What needs to be done
Return the lines beginning at the one that contains "OCR this image." and running to the end of the records, exactly and with nothing else. Omit pictures.

— START Extracted records —

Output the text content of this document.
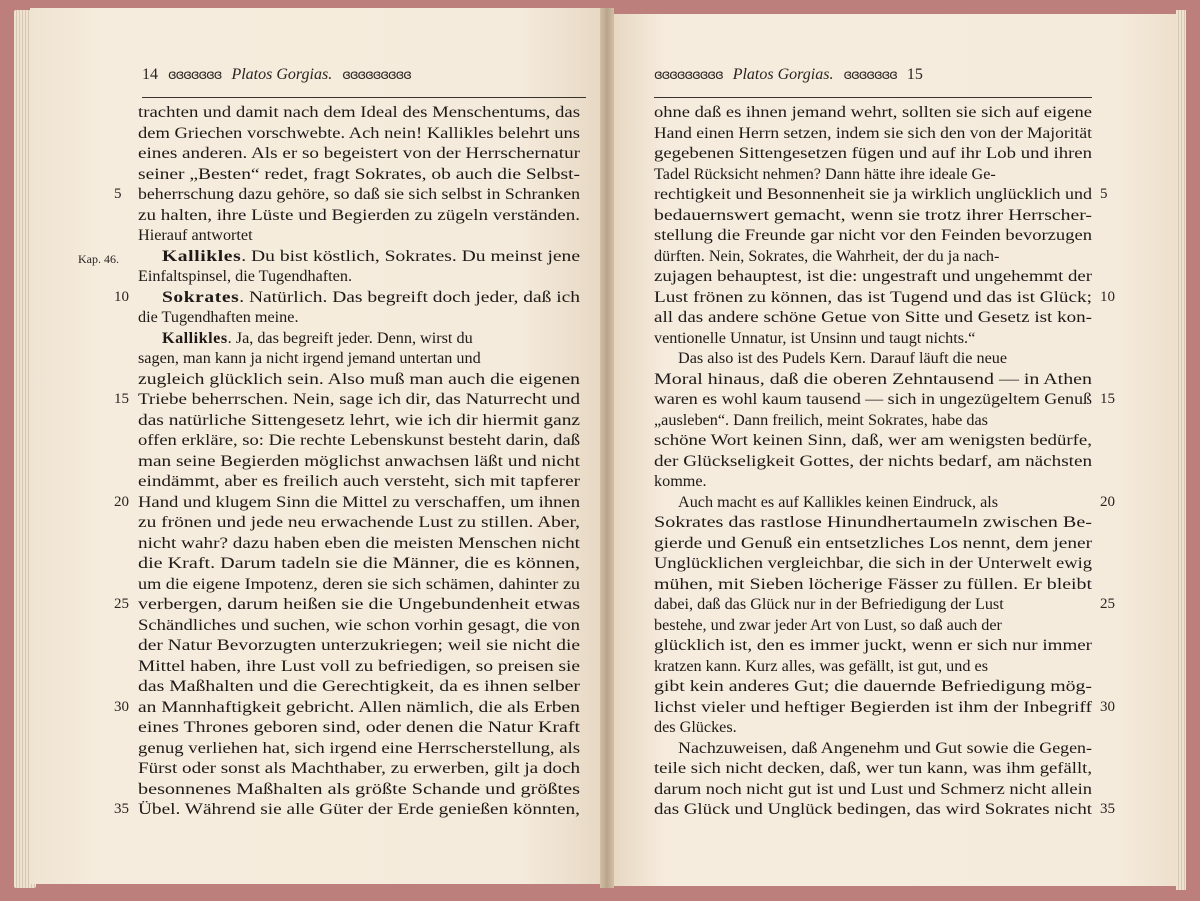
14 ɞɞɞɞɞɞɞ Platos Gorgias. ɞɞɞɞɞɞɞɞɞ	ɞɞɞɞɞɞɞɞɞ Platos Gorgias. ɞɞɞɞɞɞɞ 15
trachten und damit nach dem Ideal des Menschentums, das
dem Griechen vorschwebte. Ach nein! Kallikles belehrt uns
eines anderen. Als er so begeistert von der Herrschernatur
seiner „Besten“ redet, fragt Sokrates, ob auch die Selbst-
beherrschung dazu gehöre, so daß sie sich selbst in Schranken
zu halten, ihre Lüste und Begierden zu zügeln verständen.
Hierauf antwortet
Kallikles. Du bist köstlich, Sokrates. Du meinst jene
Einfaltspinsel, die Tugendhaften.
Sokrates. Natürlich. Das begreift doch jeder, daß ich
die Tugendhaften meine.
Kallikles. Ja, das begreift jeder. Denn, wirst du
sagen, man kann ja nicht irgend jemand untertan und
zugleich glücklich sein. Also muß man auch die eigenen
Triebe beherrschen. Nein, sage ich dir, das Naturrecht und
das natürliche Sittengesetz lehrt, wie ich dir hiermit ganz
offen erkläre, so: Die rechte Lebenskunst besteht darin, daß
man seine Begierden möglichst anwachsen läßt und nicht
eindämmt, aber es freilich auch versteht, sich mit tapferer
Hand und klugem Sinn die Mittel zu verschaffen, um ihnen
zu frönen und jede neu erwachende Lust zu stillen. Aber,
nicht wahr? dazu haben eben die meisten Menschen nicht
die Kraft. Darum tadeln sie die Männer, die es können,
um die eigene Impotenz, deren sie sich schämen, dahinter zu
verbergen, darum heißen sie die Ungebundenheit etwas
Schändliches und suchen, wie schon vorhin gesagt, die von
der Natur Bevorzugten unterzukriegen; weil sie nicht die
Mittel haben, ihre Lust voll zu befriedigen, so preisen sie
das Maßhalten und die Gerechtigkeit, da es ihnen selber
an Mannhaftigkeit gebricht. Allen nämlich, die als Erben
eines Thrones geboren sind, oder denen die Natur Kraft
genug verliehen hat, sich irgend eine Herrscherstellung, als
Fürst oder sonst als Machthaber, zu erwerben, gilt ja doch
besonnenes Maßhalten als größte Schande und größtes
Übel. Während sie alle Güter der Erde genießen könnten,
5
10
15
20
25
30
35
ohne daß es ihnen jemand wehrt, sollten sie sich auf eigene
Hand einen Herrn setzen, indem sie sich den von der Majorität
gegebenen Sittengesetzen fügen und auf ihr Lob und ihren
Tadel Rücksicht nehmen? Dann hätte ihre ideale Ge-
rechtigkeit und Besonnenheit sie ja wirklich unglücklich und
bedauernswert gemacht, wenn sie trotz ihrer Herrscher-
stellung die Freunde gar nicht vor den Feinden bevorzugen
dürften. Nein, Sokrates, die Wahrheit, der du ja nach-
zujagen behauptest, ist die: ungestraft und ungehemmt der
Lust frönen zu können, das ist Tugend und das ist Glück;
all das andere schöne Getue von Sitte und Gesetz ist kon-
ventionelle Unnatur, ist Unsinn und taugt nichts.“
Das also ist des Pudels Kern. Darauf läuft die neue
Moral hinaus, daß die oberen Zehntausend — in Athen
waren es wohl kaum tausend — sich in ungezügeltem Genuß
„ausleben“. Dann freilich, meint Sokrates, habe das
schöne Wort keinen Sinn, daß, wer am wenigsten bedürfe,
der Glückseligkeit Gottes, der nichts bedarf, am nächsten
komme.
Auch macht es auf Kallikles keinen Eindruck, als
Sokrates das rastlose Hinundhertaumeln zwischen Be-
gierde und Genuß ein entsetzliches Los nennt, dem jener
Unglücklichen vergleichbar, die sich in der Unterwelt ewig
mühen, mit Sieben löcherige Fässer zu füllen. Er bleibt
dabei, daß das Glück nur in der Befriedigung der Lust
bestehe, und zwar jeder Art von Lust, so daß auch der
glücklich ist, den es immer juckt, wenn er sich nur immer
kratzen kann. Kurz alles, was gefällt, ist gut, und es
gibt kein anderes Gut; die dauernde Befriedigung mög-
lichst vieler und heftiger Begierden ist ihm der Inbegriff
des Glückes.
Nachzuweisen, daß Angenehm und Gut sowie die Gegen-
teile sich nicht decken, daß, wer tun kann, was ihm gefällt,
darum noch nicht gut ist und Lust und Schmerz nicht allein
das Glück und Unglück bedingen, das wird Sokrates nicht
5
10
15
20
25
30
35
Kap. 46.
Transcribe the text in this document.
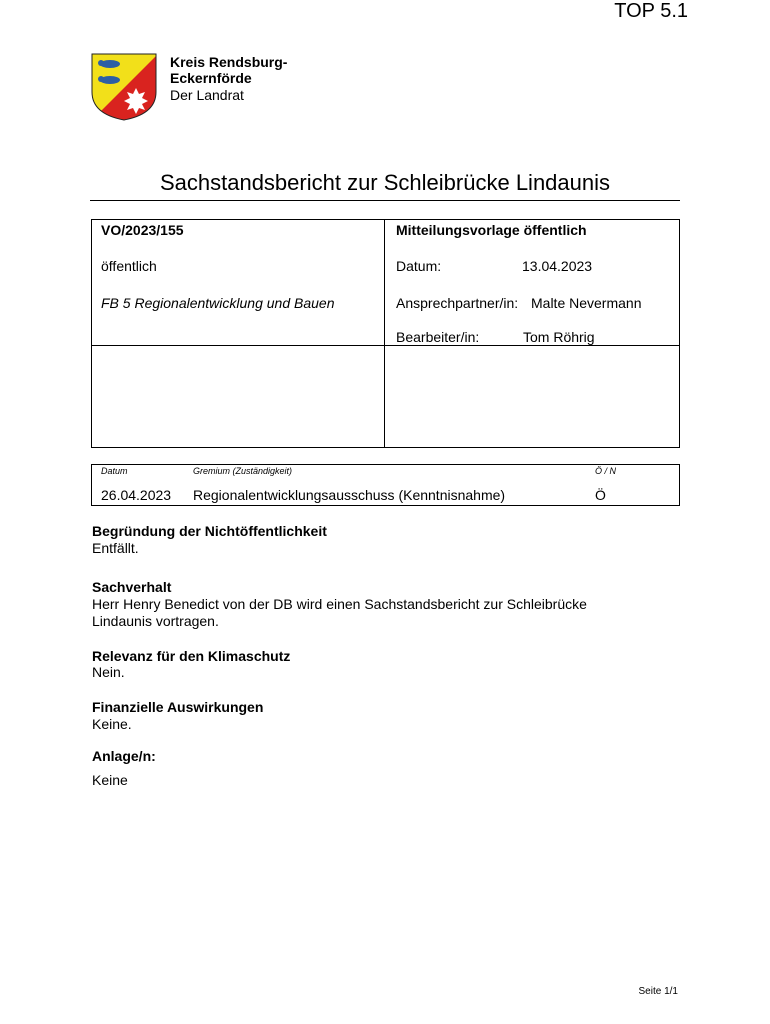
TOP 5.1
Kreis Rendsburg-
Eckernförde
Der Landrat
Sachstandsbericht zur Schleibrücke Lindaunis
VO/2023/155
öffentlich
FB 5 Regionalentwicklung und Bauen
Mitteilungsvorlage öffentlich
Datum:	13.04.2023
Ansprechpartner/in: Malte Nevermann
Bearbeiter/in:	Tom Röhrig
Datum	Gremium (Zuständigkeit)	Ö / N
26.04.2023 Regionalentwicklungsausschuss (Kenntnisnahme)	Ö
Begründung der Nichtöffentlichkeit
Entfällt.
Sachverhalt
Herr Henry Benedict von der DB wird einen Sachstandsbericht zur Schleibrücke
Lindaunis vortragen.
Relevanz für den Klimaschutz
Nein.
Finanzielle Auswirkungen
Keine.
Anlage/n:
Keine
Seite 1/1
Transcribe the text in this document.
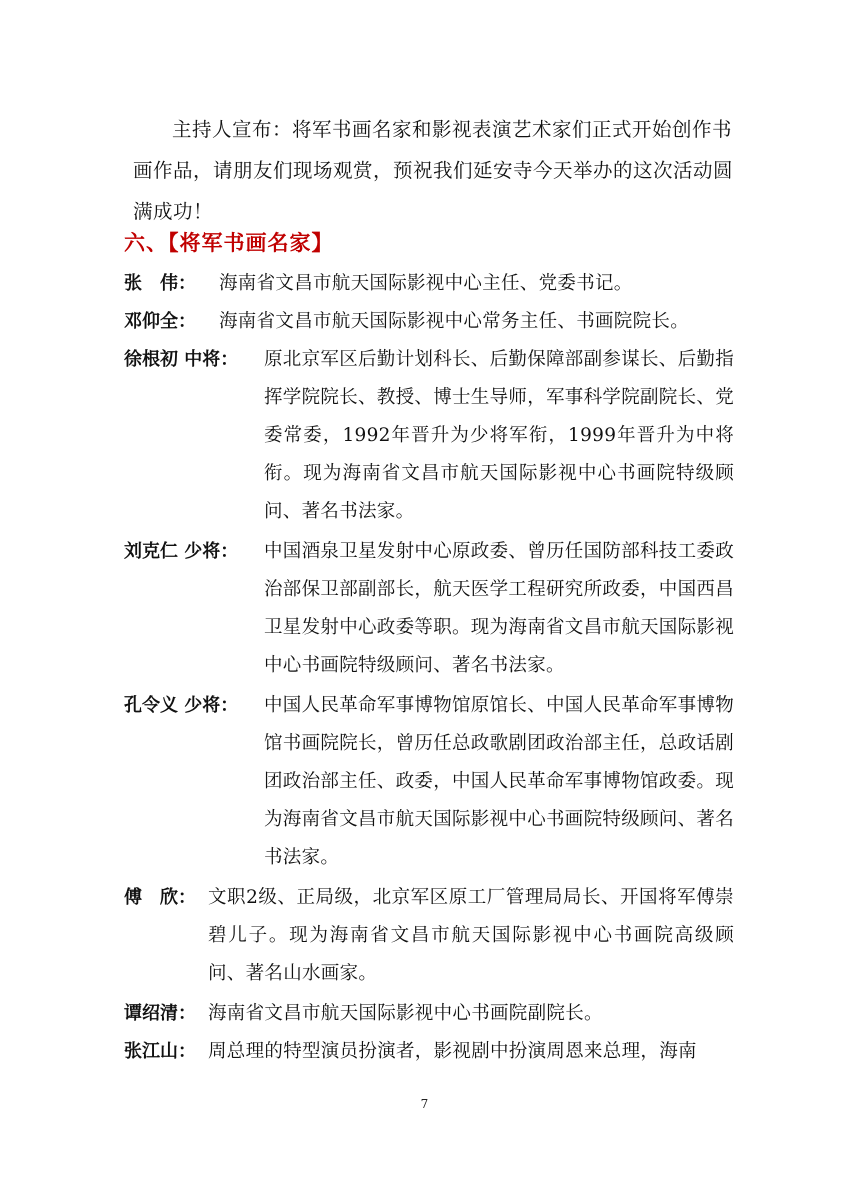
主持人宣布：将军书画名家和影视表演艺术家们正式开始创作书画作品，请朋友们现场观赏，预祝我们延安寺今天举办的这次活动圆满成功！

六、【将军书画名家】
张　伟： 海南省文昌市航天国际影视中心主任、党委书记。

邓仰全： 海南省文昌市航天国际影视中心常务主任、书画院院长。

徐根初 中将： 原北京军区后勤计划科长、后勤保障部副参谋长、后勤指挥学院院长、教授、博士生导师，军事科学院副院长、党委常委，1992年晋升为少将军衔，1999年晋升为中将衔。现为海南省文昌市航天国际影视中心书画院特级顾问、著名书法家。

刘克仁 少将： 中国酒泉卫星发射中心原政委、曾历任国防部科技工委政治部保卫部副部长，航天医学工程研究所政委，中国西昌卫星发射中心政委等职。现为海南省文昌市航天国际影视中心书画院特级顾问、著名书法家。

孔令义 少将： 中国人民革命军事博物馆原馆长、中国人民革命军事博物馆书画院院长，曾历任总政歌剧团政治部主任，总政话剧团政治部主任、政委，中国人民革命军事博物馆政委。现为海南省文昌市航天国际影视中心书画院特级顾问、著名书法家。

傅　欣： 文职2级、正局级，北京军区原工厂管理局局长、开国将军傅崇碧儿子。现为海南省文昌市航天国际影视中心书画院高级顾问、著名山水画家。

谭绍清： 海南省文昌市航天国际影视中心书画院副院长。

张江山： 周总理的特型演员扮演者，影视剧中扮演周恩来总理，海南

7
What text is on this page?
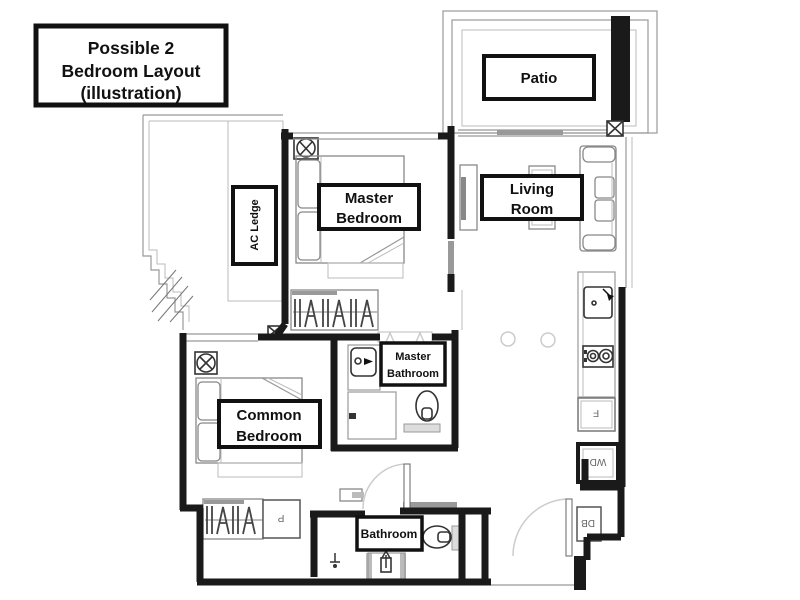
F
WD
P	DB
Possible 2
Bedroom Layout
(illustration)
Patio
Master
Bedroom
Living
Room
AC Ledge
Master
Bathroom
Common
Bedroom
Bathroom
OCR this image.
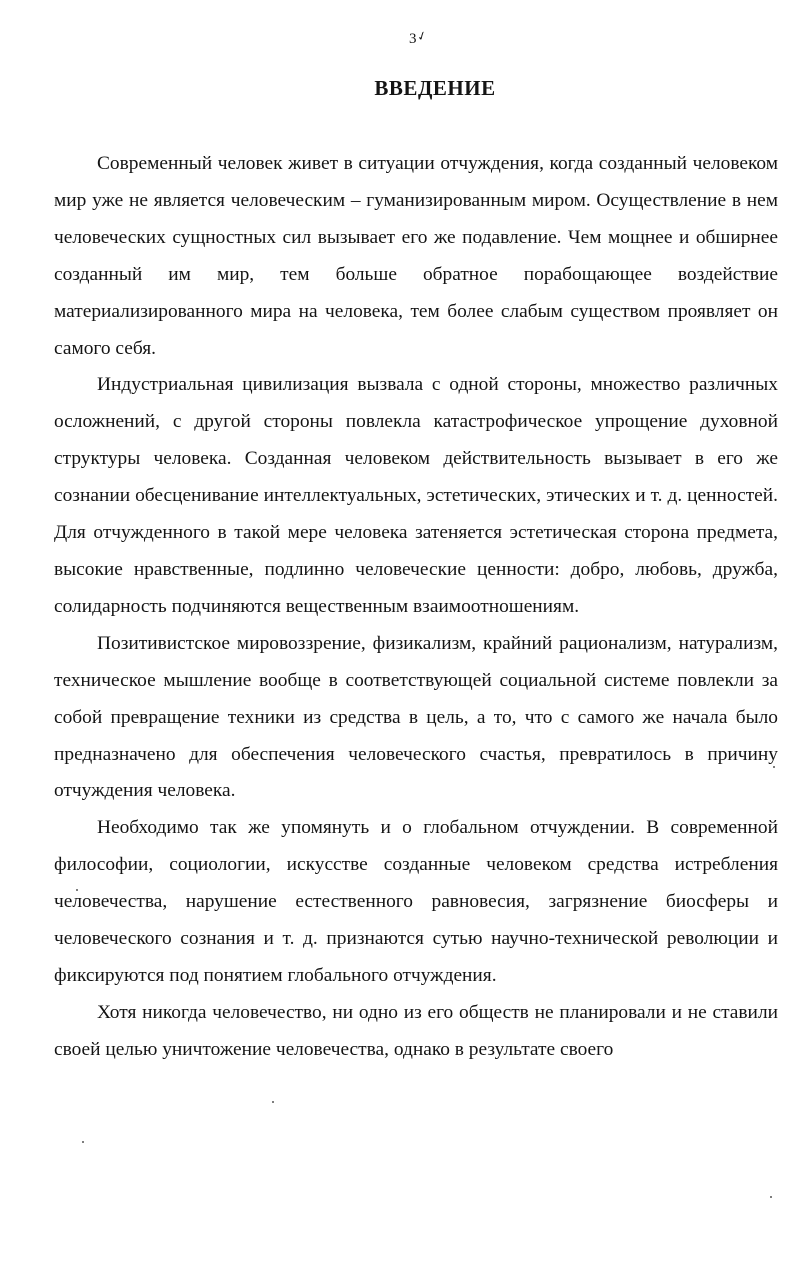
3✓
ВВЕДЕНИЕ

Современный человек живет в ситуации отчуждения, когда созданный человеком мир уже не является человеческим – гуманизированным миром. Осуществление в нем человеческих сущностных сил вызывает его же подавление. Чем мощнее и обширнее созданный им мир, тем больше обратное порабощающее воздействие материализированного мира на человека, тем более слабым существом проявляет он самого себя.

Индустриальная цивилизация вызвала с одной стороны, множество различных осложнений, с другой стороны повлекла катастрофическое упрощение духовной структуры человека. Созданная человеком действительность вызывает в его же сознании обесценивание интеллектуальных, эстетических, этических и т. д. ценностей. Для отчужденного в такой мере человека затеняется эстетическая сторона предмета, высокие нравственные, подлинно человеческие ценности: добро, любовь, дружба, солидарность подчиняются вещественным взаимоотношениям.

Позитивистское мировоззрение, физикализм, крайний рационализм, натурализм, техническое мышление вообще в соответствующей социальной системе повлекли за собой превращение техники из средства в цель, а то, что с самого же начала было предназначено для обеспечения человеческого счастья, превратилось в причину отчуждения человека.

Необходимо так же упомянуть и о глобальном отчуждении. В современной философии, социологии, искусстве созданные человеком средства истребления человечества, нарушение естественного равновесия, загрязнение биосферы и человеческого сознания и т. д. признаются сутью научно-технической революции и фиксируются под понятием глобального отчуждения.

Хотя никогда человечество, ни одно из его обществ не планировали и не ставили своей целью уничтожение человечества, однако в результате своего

— END Extracted records —

Solved problem
OCR this image.
3✓
ВВЕДЕНИЕ

Современный человек живет в ситуации отчуждения, когда созданный человеком мир уже не является человеческим – гуманизированным миром. Осуществление в нем человеческих сущностных сил вызывает его же подавление. Чем мощнее и обширнее созданный им мир, тем больше обратное порабощающее воздействие материализированного мира на человека, тем более слабым существом проявляет он самого себя.

Индустриальная цивилизация вызвала с одной стороны, множество различных осложнений, с другой стороны повлекла катастрофическое упрощение духовной структуры человека. Созданная человеком действительность вызывает в его же сознании обесценивание интеллектуальных, эстетических, этических и т. д. ценностей. Для отчужденного в такой мере человека затеняется эстетическая сторона предмета, высокие нравственные, подлинно человеческие ценности: добро, любовь, дружба, солидарность подчиняются вещественным взаимоотношениям.

Позитивистское мировоззрение, физикализм, крайний рационализм, натурализм, техническое мышление вообще в соответствующей социальной системе повлекли за собой превращение техники из средства в цель, а то, что с самого же начала было предназначено для обеспечения человеческого счастья, превратилось в причину отчуждения человека.

Необходимо так же упомянуть и о глобальном отчуждении. В современной философии, социологии, искусстве созданные человеком средства истребления человечества, нарушение естественного равновесия, загрязнение биосферы и человеческого сознания и т. д. признаются сутью научно-технической революции и фиксируются под понятием глобального отчуждения.

Хотя никогда человечество, ни одно из его обществ не планировали и не ставили своей целью уничтожение человечества, однако в результате своего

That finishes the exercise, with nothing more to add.